— Start Records for the exercise —

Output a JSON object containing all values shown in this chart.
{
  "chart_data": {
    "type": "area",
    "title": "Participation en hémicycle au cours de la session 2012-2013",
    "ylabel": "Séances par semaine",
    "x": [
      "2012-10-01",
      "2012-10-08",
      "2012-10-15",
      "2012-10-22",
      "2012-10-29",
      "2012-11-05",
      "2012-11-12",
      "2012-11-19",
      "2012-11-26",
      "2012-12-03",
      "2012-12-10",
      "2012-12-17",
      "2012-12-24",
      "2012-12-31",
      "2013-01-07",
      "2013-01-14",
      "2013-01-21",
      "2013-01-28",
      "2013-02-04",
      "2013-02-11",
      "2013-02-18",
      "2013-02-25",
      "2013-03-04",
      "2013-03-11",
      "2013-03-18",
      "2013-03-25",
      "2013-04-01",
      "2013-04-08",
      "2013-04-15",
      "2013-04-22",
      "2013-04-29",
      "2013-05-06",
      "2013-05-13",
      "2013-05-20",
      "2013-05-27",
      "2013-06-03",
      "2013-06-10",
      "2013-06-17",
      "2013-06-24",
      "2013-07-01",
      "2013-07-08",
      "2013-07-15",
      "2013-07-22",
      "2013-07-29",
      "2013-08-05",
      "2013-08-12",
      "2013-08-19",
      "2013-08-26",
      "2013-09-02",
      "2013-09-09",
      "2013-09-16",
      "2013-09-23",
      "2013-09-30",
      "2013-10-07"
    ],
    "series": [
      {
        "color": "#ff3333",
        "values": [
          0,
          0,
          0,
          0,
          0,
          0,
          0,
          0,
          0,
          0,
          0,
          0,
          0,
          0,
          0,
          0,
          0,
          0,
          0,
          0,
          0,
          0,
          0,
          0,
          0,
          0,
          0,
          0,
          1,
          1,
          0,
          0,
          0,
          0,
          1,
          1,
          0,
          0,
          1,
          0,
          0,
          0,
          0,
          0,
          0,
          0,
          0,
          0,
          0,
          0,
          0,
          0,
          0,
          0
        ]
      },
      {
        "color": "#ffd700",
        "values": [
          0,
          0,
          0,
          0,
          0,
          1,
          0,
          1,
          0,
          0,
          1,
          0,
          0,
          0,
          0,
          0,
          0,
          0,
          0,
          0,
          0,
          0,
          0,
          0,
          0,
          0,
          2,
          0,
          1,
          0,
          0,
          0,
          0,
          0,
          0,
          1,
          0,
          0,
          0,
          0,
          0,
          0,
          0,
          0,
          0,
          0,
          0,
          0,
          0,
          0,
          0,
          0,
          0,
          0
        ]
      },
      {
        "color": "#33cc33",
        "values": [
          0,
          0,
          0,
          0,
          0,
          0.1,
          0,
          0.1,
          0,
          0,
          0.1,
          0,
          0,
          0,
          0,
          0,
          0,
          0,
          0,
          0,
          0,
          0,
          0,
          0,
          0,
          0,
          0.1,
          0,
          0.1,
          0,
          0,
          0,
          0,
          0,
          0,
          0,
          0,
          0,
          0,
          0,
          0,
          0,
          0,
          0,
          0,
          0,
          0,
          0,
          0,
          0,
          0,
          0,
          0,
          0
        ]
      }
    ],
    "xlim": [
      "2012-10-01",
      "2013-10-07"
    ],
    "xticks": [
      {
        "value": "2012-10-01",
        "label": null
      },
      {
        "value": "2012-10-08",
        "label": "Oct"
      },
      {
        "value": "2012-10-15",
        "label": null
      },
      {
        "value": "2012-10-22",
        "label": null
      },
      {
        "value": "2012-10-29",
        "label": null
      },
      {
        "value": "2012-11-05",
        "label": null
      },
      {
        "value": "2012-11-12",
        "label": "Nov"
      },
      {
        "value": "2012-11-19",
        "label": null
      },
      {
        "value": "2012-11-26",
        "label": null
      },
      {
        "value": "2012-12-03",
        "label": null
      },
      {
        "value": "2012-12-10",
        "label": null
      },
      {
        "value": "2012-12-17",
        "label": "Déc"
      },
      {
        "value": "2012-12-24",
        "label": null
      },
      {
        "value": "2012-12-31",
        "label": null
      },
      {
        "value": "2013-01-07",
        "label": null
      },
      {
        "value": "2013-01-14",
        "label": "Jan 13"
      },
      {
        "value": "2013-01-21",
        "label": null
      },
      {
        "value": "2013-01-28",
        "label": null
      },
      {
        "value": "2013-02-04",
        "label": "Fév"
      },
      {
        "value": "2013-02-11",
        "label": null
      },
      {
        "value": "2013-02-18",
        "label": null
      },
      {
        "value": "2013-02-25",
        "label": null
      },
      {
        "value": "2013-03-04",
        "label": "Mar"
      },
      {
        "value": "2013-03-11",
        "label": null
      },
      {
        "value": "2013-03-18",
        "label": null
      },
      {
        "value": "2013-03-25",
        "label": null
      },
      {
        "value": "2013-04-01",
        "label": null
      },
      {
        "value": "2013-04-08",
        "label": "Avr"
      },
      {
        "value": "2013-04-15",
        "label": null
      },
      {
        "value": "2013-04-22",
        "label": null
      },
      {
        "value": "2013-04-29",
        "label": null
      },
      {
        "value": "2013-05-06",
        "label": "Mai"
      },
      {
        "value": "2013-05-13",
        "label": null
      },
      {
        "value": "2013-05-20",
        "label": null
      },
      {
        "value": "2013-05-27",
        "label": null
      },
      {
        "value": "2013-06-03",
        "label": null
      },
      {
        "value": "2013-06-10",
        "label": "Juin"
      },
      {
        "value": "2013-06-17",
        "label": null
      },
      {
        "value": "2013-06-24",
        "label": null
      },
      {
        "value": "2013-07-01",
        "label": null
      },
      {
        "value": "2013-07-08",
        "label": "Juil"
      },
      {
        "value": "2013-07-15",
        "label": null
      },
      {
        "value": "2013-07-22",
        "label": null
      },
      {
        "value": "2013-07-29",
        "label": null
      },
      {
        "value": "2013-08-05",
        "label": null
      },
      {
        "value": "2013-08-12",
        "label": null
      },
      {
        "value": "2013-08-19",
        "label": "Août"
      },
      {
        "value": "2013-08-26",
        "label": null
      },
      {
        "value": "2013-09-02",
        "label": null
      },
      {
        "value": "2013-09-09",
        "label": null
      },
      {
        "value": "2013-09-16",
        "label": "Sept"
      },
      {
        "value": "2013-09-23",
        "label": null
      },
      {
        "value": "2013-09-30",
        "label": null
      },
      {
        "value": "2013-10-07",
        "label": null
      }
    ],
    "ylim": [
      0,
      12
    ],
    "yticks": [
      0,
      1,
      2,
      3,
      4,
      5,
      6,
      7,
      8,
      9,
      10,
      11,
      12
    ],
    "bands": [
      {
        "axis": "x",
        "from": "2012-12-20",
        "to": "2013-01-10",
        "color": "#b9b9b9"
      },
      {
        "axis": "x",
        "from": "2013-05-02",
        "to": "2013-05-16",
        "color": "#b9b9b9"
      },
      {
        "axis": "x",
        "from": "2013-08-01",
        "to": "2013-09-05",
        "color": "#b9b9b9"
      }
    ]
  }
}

— End Records for the exercise —

• [Set problem]: Quote every record above exactly.

• [Written solution]:
Output a JSON object containing all values shown in this chart.
{
  "chart_data": {
    "type": "area",
    "title": "Participation en hémicycle au cours de la session 2012-2013",
    "ylabel": "Séances par semaine",
    "x": [
      "2012-10-01",
      "2012-10-08",
      "2012-10-15",
      "2012-10-22",
      "2012-10-29",
      "2012-11-05",
      "2012-11-12",
      "2012-11-19",
      "2012-11-26",
      "2012-12-03",
      "2012-12-10",
      "2012-12-17",
      "2012-12-24",
      "2012-12-31",
      "2013-01-07",
      "2013-01-14",
      "2013-01-21",
      "2013-01-28",
      "2013-02-04",
      "2013-02-11",
      "2013-02-18",
      "2013-02-25",
      "2013-03-04",
      "2013-03-11",
      "2013-03-18",
      "2013-03-25",
      "2013-04-01",
      "2013-04-08",
      "2013-04-15",
      "2013-04-22",
      "2013-04-29",
      "2013-05-06",
      "2013-05-13",
      "2013-05-20",
      "2013-05-27",
      "2013-06-03",
      "2013-06-10",
      "2013-06-17",
      "2013-06-24",
      "2013-07-01",
      "2013-07-08",
      "2013-07-15",
      "2013-07-22",
      "2013-07-29",
      "2013-08-05",
      "2013-08-12",
      "2013-08-19",
      "2013-08-26",
      "2013-09-02",
      "2013-09-09",
      "2013-09-16",
      "2013-09-23",
      "2013-09-30",
      "2013-10-07"
    ],
    "series": [
      {
        "color": "#ff3333",
        "values": [
          0,
          0,
          0,
          0,
          0,
          0,
          0,
          0,
          0,
          0,
          0,
          0,
          0,
          0,
          0,
          0,
          0,
          0,
          0,
          0,
          0,
          0,
          0,
          0,
          0,
          0,
          0,
          0,
          1,
          1,
          0,
          0,
          0,
          0,
          1,
          1,
          0,
          0,
          1,
          0,
          0,
          0,
          0,
          0,
          0,
          0,
          0,
          0,
          0,
          0,
          0,
          0,
          0,
          0
        ]
      },
      {
        "color": "#ffd700",
        "values": [
          0,
          0,
          0,
          0,
          0,
          1,
          0,
          1,
          0,
          0,
          1,
          0,
          0,
          0,
          0,
          0,
          0,
          0,
          0,
          0,
          0,
          0,
          0,
          0,
          0,
          0,
          2,
          0,
          1,
          0,
          0,
          0,
          0,
          0,
          0,
          1,
          0,
          0,
          0,
          0,
          0,
          0,
          0,
          0,
          0,
          0,
          0,
          0,
          0,
          0,
          0,
          0,
          0,
          0
        ]
      },
      {
        "color": "#33cc33",
        "values": [
          0,
          0,
          0,
          0,
          0,
          0.1,
          0,
          0.1,
          0,
          0,
          0.1,
          0,
          0,
          0,
          0,
          0,
          0,
          0,
          0,
          0,
          0,
          0,
          0,
          0,
          0,
          0,
          0.1,
          0,
          0.1,
          0,
          0,
          0,
          0,
          0,
          0,
          0,
          0,
          0,
          0,
          0,
          0,
          0,
          0,
          0,
          0,
          0,
          0,
          0,
          0,
          0,
          0,
          0,
          0,
          0
        ]
      }
    ],
    "xlim": [
      "2012-10-01",
      "2013-10-07"
    ],
    "xticks": [
      {
        "value": "2012-10-01",
        "label": null
      },
      {
        "value": "2012-10-08",
        "label": "Oct"
      },
      {
        "value": "2012-10-15",
        "label": null
      },
      {
        "value": "2012-10-22",
        "label": null
      },
      {
        "value": "2012-10-29",
        "label": null
      },
      {
        "value": "2012-11-05",
        "label": null
      },
      {
        "value": "2012-11-12",
        "label": "Nov"
      },
      {
        "value": "2012-11-19",
        "label": null
      },
      {
        "value": "2012-11-26",
        "label": null
      },
      {
        "value": "2012-12-03",
        "label": null
      },
      {
        "value": "2012-12-10",
        "label": null
      },
      {
        "value": "2012-12-17",
        "label": "Déc"
      },
      {
        "value": "2012-12-24",
        "label": null
      },
      {
        "value": "2012-12-31",
        "label": null
      },
      {
        "value": "2013-01-07",
        "label": null
      },
      {
        "value": "2013-01-14",
        "label": "Jan 13"
      },
      {
        "value": "2013-01-21",
        "label": null
      },
      {
        "value": "2013-01-28",
        "label": null
      },
      {
        "value": "2013-02-04",
        "label": "Fév"
      },
      {
        "value": "2013-02-11",
        "label": null
      },
      {
        "value": "2013-02-18",
        "label": null
      },
      {
        "value": "2013-02-25",
        "label": null
      },
      {
        "value": "2013-03-04",
        "label": "Mar"
      },
      {
        "value": "2013-03-11",
        "label": null
      },
      {
        "value": "2013-03-18",
        "label": null
      },
      {
        "value": "2013-03-25",
        "label": null
      },
      {
        "value": "2013-04-01",
        "label": null
      },
      {
        "value": "2013-04-08",
        "label": "Avr"
      },
      {
        "value": "2013-04-15",
        "label": null
      },
      {
        "value": "2013-04-22",
        "label": null
      },
      {
        "value": "2013-04-29",
        "label": null
      },
      {
        "value": "2013-05-06",
        "label": "Mai"
      },
      {
        "value": "2013-05-13",
        "label": null
      },
      {
        "value": "2013-05-20",
        "label": null
      },
      {
        "value": "2013-05-27",
        "label": null
      },
      {
        "value": "2013-06-03",
        "label": null
      },
      {
        "value": "2013-06-10",
        "label": "Juin"
      },
      {
        "value": "2013-06-17",
        "label": null
      },
      {
        "value": "2013-06-24",
        "label": null
      },
      {
        "value": "2013-07-01",
        "label": null
      },
      {
        "value": "2013-07-08",
        "label": "Juil"
      },
      {
        "value": "2013-07-15",
        "label": null
      },
      {
        "value": "2013-07-22",
        "label": null
      },
      {
        "value": "2013-07-29",
        "label": null
      },
      {
        "value": "2013-08-05",
        "label": null
      },
      {
        "value": "2013-08-12",
        "label": null
      },
      {
        "value": "2013-08-19",
        "label": "Août"
      },
      {
        "value": "2013-08-26",
        "label": null
      },
      {
        "value": "2013-09-02",
        "label": null
      },
      {
        "value": "2013-09-09",
        "label": null
      },
      {
        "value": "2013-09-16",
        "label": "Sept"
      },
      {
        "value": "2013-09-23",
        "label": null
      },
      {
        "value": "2013-09-30",
        "label": null
      },
      {
        "value": "2013-10-07",
        "label": null
      }
    ],
    "ylim": [
      0,
      12
    ],
    "yticks": [
      0,
      1,
      2,
      3,
      4,
      5,
      6,
      7,
      8,
      9,
      10,
      11,
      12
    ],
    "bands": [
      {
        "axis": "x",
        "from": "2012-12-20",
        "to": "2013-01-10",
        "color": "#b9b9b9"
      },
      {
        "axis": "x",
        "from": "2013-05-02",
        "to": "2013-05-16",
        "color": "#b9b9b9"
      },
      {
        "axis": "x",
        "from": "2013-08-01",
        "to": "2013-09-05",
        "color": "#b9b9b9"
      }
    ]
  }
}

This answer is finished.